> _AIM_
Repeat, word for word, the line with "Serialize everything readable" and each one after it to the end. No picture goes into the copy.

⟨

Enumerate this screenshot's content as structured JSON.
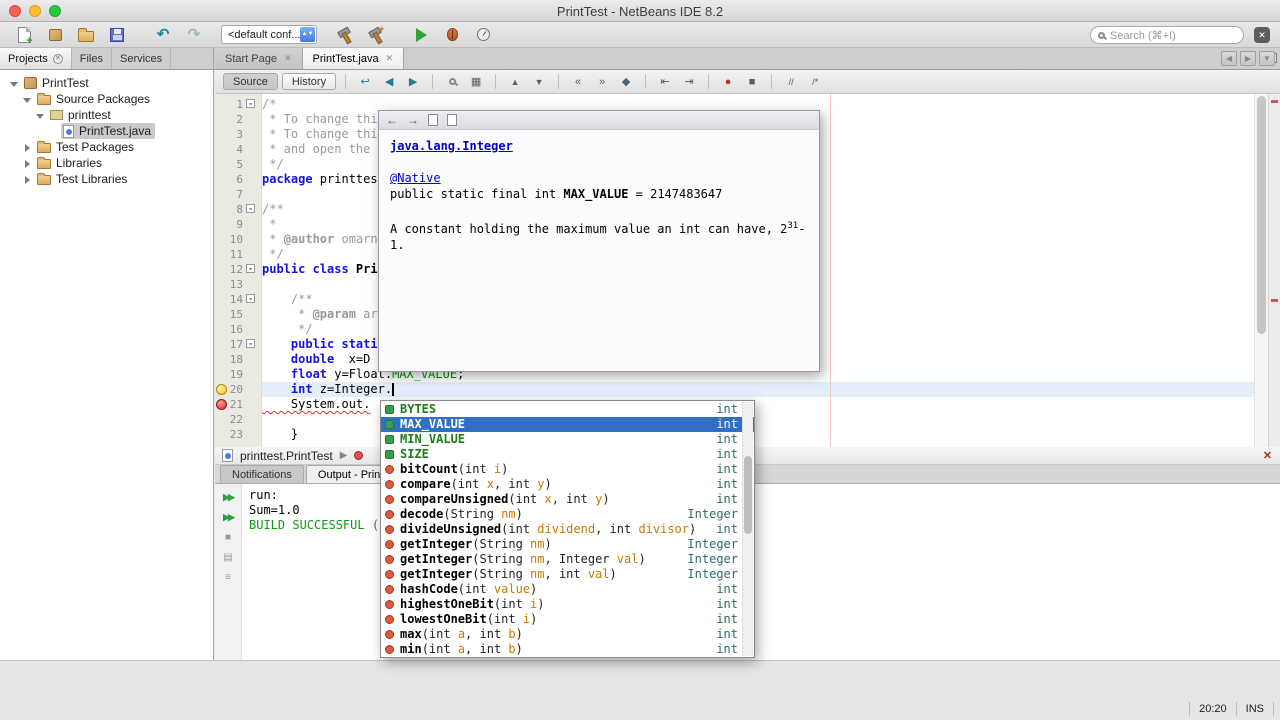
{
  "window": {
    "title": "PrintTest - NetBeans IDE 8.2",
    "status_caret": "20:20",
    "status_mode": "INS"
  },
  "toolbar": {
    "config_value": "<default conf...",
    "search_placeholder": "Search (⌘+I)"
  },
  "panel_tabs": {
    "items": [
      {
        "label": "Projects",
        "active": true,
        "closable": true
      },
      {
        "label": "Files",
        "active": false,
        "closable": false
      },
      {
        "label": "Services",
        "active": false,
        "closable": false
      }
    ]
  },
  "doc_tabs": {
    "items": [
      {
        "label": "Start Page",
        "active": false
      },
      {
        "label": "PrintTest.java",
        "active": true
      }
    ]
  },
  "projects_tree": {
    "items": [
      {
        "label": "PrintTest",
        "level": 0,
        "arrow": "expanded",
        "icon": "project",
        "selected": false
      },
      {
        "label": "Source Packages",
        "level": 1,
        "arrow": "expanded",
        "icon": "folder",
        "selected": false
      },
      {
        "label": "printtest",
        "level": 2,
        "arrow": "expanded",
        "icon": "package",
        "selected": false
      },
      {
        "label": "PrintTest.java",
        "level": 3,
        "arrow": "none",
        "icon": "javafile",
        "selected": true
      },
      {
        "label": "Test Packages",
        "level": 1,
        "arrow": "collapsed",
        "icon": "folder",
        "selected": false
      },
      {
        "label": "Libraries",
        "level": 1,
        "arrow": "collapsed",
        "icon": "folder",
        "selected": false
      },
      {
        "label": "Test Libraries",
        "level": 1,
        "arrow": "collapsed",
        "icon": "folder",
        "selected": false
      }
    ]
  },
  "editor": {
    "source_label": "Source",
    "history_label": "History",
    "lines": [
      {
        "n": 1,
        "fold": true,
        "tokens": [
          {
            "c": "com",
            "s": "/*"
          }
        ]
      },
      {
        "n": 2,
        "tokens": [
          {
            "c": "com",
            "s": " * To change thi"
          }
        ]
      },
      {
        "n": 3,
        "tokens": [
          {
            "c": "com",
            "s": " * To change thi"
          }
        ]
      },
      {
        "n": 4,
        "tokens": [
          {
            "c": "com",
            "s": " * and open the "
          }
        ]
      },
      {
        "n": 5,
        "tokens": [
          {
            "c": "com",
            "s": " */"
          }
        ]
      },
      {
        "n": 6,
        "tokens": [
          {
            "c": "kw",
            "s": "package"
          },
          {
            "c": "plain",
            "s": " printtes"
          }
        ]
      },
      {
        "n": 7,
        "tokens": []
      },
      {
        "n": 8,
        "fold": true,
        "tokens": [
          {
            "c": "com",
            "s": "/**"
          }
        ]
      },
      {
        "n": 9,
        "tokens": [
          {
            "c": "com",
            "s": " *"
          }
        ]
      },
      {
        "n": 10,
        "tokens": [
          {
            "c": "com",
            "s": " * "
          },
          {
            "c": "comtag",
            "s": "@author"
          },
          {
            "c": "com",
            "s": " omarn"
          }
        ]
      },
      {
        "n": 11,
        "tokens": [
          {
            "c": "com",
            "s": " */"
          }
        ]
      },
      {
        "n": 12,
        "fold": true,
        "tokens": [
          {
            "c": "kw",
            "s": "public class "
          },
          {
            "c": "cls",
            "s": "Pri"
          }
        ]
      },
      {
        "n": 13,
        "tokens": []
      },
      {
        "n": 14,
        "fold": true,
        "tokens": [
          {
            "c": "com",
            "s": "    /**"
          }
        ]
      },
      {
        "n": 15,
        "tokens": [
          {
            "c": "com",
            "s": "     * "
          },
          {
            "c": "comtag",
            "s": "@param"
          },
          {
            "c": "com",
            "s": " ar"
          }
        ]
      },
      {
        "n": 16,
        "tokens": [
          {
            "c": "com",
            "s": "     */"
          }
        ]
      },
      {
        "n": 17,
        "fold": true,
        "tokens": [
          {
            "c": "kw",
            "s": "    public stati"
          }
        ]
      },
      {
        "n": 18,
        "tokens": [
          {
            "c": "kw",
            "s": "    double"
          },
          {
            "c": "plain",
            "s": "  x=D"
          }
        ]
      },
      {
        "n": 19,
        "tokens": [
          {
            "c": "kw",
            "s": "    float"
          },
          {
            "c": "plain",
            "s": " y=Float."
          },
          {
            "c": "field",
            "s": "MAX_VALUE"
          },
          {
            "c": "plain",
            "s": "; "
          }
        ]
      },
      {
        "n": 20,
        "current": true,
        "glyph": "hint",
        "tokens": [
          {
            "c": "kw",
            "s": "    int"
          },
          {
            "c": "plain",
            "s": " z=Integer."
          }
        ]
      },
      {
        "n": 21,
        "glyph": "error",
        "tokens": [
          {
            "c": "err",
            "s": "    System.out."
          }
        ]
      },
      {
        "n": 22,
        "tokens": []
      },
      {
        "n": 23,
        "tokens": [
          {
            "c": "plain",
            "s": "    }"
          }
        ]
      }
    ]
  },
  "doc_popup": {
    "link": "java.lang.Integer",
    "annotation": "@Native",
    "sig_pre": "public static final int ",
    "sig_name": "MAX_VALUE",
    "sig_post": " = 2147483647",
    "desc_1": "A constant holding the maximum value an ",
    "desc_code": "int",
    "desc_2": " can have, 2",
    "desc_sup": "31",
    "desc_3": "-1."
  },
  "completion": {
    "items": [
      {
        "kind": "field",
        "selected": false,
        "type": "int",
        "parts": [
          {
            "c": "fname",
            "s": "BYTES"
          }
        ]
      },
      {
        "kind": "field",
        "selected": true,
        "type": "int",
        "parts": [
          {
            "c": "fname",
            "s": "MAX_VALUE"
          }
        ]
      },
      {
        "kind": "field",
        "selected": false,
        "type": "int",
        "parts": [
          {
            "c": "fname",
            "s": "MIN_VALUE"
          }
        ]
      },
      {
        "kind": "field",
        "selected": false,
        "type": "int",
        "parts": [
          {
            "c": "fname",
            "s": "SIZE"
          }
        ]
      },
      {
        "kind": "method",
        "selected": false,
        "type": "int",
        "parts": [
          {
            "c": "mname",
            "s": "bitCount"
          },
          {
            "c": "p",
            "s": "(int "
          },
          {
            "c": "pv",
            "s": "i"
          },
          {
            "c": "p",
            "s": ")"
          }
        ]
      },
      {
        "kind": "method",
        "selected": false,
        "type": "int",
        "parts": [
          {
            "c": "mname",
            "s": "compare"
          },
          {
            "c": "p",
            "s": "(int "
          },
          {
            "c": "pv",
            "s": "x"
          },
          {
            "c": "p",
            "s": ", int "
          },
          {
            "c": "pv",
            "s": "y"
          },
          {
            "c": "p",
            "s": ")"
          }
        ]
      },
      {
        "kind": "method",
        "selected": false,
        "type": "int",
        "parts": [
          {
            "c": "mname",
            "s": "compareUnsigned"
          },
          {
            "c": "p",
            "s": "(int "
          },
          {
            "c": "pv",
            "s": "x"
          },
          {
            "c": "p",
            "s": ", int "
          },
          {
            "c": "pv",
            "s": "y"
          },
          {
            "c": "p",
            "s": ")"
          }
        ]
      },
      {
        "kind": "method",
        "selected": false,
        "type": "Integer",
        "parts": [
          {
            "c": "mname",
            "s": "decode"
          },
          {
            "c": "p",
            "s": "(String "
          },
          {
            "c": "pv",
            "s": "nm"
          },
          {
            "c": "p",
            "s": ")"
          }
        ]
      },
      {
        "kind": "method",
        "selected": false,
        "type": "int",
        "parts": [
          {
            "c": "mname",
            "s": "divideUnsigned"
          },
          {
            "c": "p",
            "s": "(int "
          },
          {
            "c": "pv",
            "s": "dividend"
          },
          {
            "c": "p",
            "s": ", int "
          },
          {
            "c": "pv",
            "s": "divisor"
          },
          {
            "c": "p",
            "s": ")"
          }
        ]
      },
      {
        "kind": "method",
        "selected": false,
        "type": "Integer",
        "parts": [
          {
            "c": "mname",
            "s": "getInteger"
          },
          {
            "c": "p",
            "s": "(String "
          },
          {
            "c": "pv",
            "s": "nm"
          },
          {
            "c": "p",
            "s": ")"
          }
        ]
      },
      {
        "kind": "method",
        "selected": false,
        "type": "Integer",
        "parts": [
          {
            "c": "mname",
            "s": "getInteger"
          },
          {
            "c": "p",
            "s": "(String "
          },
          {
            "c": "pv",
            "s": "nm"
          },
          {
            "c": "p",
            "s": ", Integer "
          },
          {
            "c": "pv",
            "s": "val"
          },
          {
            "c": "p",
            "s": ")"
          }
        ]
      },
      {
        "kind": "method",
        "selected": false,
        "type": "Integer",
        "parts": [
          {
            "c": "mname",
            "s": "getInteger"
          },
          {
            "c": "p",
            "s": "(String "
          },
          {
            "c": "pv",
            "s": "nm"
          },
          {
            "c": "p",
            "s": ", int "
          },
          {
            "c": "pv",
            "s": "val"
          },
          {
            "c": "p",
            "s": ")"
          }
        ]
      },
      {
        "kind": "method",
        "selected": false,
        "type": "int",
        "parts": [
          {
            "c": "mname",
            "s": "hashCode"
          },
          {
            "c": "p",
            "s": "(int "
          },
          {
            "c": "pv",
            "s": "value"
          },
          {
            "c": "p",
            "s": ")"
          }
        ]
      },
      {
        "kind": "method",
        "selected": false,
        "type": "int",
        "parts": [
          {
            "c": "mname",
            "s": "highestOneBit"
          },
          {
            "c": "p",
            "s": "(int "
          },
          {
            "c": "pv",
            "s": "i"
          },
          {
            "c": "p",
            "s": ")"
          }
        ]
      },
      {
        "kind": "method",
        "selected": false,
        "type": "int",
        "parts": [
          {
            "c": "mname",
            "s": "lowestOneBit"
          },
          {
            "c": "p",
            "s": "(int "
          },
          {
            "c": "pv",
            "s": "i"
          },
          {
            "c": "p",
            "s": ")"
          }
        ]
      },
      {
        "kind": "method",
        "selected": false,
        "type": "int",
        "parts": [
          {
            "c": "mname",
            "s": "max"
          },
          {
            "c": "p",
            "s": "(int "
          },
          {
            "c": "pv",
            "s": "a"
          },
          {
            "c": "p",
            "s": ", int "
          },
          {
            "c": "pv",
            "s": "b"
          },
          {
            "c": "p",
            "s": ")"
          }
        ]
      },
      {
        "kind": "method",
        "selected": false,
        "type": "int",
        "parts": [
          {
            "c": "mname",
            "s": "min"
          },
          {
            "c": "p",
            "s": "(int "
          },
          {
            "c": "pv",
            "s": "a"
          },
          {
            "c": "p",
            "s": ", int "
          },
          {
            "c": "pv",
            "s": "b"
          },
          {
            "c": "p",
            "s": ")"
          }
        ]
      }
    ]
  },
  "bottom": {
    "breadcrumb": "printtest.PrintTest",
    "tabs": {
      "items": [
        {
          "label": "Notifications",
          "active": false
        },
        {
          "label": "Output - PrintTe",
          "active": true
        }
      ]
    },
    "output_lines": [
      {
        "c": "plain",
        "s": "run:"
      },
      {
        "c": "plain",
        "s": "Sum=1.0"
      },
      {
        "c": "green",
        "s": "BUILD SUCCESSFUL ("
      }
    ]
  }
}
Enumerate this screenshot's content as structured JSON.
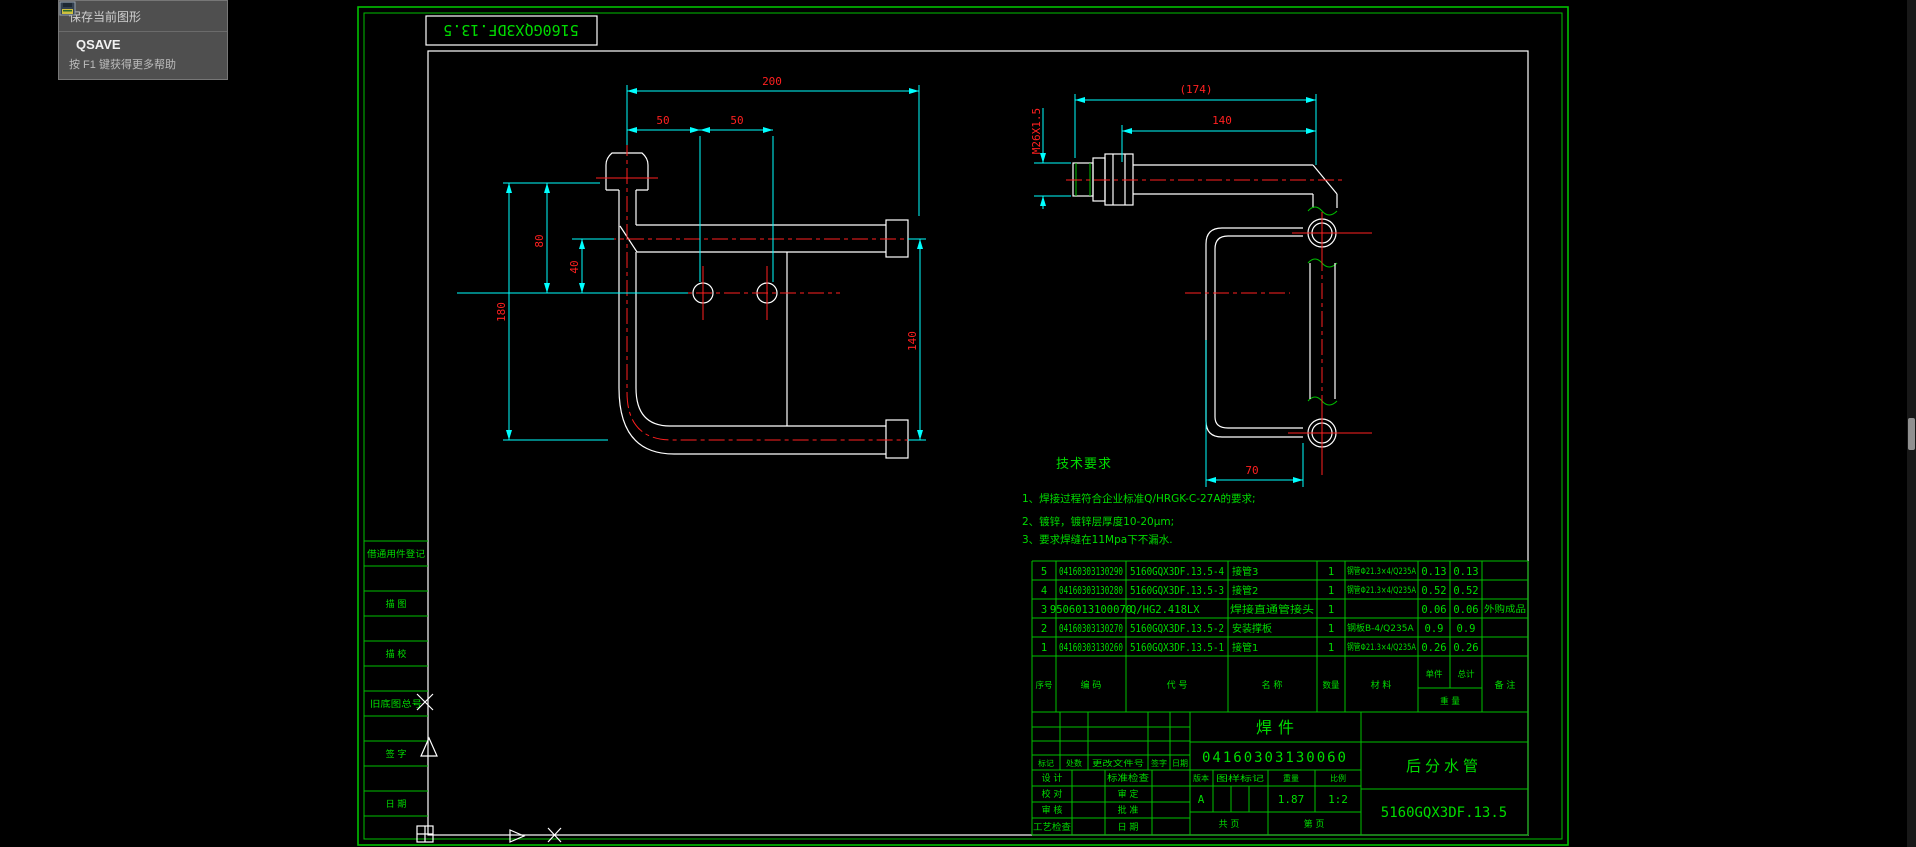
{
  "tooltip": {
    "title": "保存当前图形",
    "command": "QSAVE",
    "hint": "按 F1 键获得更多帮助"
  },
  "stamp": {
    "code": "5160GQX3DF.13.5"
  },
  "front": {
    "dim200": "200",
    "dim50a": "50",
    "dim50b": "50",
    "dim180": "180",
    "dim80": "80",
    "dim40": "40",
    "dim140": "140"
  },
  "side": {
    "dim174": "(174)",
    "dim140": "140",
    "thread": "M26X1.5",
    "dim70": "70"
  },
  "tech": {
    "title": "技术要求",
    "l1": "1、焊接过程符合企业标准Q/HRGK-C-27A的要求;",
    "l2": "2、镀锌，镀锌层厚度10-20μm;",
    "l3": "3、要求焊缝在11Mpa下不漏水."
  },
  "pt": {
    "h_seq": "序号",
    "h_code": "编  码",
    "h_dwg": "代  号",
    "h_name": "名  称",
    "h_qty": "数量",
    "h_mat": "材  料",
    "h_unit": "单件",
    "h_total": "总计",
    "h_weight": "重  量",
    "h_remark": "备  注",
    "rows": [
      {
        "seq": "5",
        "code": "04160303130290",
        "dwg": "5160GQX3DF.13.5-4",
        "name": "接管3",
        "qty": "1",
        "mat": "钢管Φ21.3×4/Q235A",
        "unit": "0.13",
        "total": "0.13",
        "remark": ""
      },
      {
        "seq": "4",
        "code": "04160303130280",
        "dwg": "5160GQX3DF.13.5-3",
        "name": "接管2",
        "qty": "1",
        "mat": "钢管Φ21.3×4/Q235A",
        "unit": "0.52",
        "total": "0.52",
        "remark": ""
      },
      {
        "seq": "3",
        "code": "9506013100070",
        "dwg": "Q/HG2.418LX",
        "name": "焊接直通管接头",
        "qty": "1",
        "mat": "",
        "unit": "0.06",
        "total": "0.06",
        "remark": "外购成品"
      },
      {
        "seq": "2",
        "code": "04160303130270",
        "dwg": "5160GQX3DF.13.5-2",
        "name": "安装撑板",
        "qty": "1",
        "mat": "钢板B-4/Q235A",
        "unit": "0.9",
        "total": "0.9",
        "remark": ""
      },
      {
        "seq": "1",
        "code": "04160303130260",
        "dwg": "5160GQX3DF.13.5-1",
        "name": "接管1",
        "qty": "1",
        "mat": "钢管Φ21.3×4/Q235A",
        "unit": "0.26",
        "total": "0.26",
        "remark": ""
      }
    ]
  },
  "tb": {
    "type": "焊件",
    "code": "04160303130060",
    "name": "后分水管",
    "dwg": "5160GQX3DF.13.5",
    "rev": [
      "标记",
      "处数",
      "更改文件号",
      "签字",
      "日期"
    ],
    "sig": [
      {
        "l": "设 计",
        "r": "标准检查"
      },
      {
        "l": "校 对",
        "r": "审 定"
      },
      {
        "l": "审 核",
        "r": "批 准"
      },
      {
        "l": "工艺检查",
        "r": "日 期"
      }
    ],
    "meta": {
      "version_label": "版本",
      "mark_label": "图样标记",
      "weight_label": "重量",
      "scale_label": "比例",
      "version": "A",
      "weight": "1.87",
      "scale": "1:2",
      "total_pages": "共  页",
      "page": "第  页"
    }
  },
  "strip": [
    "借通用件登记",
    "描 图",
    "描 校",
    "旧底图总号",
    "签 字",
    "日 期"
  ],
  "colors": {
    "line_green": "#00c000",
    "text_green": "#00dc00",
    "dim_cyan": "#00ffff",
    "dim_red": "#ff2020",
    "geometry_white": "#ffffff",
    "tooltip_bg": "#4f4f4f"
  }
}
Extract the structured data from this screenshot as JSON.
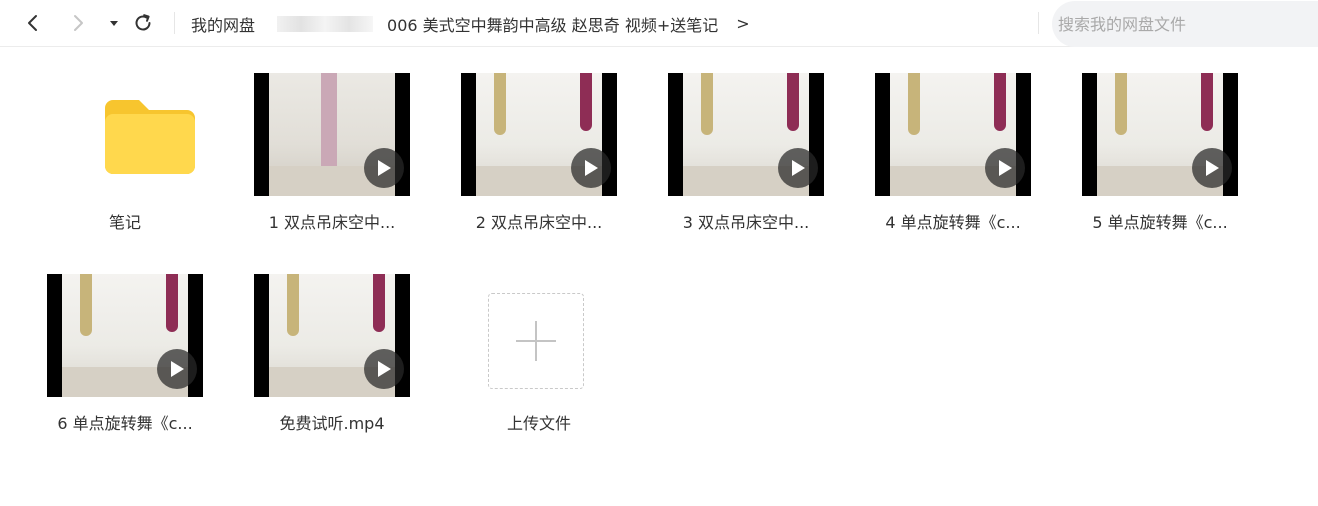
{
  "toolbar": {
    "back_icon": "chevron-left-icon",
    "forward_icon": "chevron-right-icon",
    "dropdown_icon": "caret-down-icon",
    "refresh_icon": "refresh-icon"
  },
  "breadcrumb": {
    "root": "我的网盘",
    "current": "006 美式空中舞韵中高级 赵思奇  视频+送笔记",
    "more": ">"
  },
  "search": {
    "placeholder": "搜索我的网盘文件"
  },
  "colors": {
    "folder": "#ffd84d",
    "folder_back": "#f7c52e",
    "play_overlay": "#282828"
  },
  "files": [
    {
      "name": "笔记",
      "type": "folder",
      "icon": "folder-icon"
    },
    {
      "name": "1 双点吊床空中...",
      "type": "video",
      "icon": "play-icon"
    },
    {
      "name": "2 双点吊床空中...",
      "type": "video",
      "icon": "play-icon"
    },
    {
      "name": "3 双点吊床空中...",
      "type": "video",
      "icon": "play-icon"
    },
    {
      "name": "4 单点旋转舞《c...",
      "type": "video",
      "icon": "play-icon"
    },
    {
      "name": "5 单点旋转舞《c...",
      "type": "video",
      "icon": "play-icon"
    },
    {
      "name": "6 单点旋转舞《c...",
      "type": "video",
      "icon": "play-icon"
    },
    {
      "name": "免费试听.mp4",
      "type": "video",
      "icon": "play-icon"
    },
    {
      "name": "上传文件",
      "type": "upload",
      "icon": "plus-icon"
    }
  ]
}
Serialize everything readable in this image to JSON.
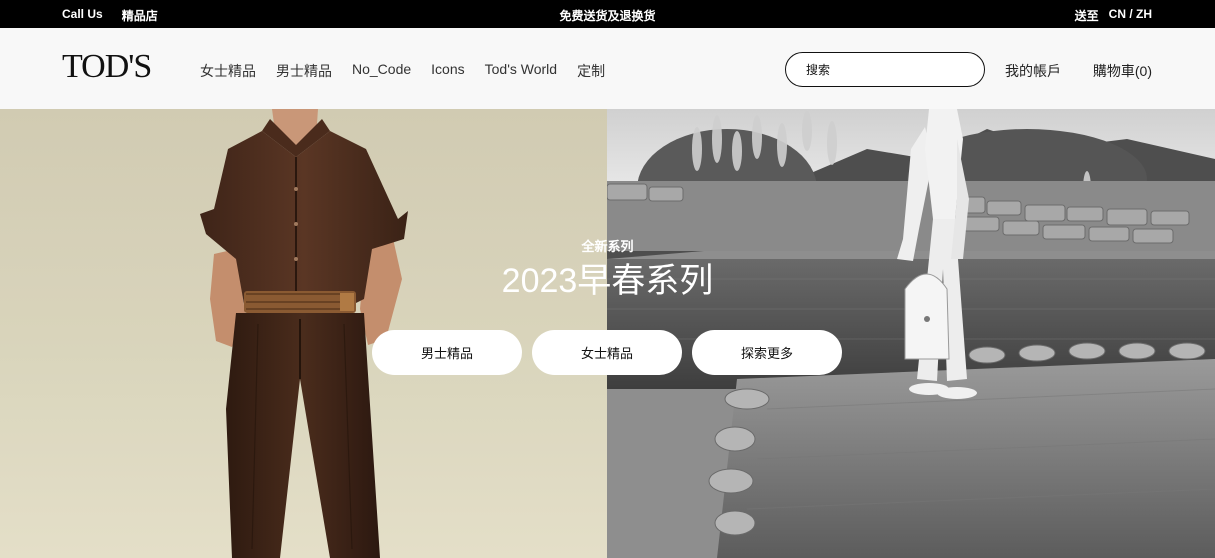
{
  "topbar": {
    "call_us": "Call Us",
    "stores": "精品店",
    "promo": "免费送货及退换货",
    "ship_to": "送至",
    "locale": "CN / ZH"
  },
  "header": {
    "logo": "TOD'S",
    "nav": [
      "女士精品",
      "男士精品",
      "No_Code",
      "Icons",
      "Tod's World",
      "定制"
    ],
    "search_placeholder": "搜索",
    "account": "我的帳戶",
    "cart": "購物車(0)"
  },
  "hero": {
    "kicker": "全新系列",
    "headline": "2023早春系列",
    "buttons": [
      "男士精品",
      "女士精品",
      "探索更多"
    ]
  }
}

⟩

> _TASK RESULT_
Serialize everything readable in this image to JSON.
{
  "topbar": {
    "call_us": "Call Us",
    "stores": "精品店",
    "promo": "免费送货及退换货",
    "ship_to": "送至",
    "locale": "CN / ZH"
  },
  "header": {
    "logo": "TOD'S",
    "nav": [
      "女士精品",
      "男士精品",
      "No_Code",
      "Icons",
      "Tod's World",
      "定制"
    ],
    "search_placeholder": "搜索",
    "account": "我的帳戶",
    "cart": "購物車(0)"
  },
  "hero": {
    "kicker": "全新系列",
    "headline": "2023早春系列",
    "buttons": [
      "男士精品",
      "女士精品",
      "探索更多"
    ]
  }
}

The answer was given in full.